(Data records)
+ + + + + + +
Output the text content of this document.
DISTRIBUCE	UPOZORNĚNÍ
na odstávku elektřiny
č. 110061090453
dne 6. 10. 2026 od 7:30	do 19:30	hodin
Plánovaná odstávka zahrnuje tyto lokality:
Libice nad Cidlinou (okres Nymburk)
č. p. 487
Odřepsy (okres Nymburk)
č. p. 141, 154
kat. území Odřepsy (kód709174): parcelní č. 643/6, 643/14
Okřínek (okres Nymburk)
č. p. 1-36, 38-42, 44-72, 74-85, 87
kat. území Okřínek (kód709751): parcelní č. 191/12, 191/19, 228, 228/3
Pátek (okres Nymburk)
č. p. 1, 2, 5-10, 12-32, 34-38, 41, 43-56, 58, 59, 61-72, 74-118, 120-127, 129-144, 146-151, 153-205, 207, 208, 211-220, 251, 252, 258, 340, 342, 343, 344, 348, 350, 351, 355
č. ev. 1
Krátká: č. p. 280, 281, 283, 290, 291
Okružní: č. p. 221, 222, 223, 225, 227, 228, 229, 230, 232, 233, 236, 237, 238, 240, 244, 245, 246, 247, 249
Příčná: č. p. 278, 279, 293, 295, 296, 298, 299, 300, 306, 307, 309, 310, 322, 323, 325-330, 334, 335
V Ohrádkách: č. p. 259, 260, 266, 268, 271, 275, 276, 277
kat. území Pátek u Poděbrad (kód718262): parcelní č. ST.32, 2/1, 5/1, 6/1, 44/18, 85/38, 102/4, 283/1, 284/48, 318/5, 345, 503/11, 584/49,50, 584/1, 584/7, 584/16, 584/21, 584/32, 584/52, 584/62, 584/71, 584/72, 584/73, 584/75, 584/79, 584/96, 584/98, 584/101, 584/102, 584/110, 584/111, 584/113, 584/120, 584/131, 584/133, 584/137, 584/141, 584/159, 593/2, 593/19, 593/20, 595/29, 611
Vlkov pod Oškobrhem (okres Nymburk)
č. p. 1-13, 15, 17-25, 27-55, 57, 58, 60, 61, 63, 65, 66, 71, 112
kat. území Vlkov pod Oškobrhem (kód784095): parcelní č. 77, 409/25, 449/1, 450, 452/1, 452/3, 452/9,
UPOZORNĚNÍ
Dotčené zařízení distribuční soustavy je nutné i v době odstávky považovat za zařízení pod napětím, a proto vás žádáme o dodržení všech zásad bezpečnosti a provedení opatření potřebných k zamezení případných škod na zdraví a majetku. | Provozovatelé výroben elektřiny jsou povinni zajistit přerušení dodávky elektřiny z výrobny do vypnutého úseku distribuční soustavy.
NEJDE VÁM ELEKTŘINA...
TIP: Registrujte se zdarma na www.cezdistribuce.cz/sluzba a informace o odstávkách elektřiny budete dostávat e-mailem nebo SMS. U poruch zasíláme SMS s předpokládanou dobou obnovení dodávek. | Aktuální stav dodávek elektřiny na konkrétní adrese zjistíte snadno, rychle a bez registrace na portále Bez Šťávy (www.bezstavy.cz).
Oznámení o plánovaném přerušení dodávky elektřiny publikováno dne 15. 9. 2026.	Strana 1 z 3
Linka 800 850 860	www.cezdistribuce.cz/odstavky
+ + + + + + +
Set down each entry again, unchanged.

• Answer below:
Output the text content of this document.
DISTRIBUCE	UPOZORNĚNÍ
na odstávku elektřiny
č. 110061090453
dne 6. 10. 2026 od 7:30	do 19:30	hodin
Plánovaná odstávka zahrnuje tyto lokality:
Libice nad Cidlinou (okres Nymburk)
č. p. 487
Odřepsy (okres Nymburk)
č. p. 141, 154
kat. území Odřepsy (kód709174): parcelní č. 643/6, 643/14
Okřínek (okres Nymburk)
č. p. 1-36, 38-42, 44-72, 74-85, 87
kat. území Okřínek (kód709751): parcelní č. 191/12, 191/19, 228, 228/3
Pátek (okres Nymburk)
č. p. 1, 2, 5-10, 12-32, 34-38, 41, 43-56, 58, 59, 61-72, 74-118, 120-127, 129-144, 146-151, 153-205, 207, 208, 211-220, 251, 252, 258, 340, 342, 343, 344, 348, 350, 351, 355
č. ev. 1
Krátká: č. p. 280, 281, 283, 290, 291
Okružní: č. p. 221, 222, 223, 225, 227, 228, 229, 230, 232, 233, 236, 237, 238, 240, 244, 245, 246, 247, 249
Příčná: č. p. 278, 279, 293, 295, 296, 298, 299, 300, 306, 307, 309, 310, 322, 323, 325-330, 334, 335
V Ohrádkách: č. p. 259, 260, 266, 268, 271, 275, 276, 277
kat. území Pátek u Poděbrad (kód718262): parcelní č. ST.32, 2/1, 5/1, 6/1, 44/18, 85/38, 102/4, 283/1, 284/48, 318/5, 345, 503/11, 584/49,50, 584/1, 584/7, 584/16, 584/21, 584/32, 584/52, 584/62, 584/71, 584/72, 584/73, 584/75, 584/79, 584/96, 584/98, 584/101, 584/102, 584/110, 584/111, 584/113, 584/120, 584/131, 584/133, 584/137, 584/141, 584/159, 593/2, 593/19, 593/20, 595/29, 611
Vlkov pod Oškobrhem (okres Nymburk)
č. p. 1-13, 15, 17-25, 27-55, 57, 58, 60, 61, 63, 65, 66, 71, 112
kat. území Vlkov pod Oškobrhem (kód784095): parcelní č. 77, 409/25, 449/1, 450, 452/1, 452/3, 452/9,
UPOZORNĚNÍ
Dotčené zařízení distribuční soustavy je nutné i v době odstávky považovat za zařízení pod napětím, a proto vás žádáme o dodržení všech zásad bezpečnosti a provedení opatření potřebných k zamezení případných škod na zdraví a majetku. | Provozovatelé výroben elektřiny jsou povinni zajistit přerušení dodávky elektřiny z výrobny do vypnutého úseku distribuční soustavy.
NEJDE VÁM ELEKTŘINA...
TIP: Registrujte se zdarma na www.cezdistribuce.cz/sluzba a informace o odstávkách elektřiny budete dostávat e-mailem nebo SMS. U poruch zasíláme SMS s předpokládanou dobou obnovení dodávek. | Aktuální stav dodávek elektřiny na konkrétní adrese zjistíte snadno, rychle a bez registrace na portále Bez Šťávy (www.bezstavy.cz).
Oznámení o plánovaném přerušení dodávky elektřiny publikováno dne 15. 9. 2026.	Strana 1 z 3
Linka 800 850 860	www.cezdistribuce.cz/odstavky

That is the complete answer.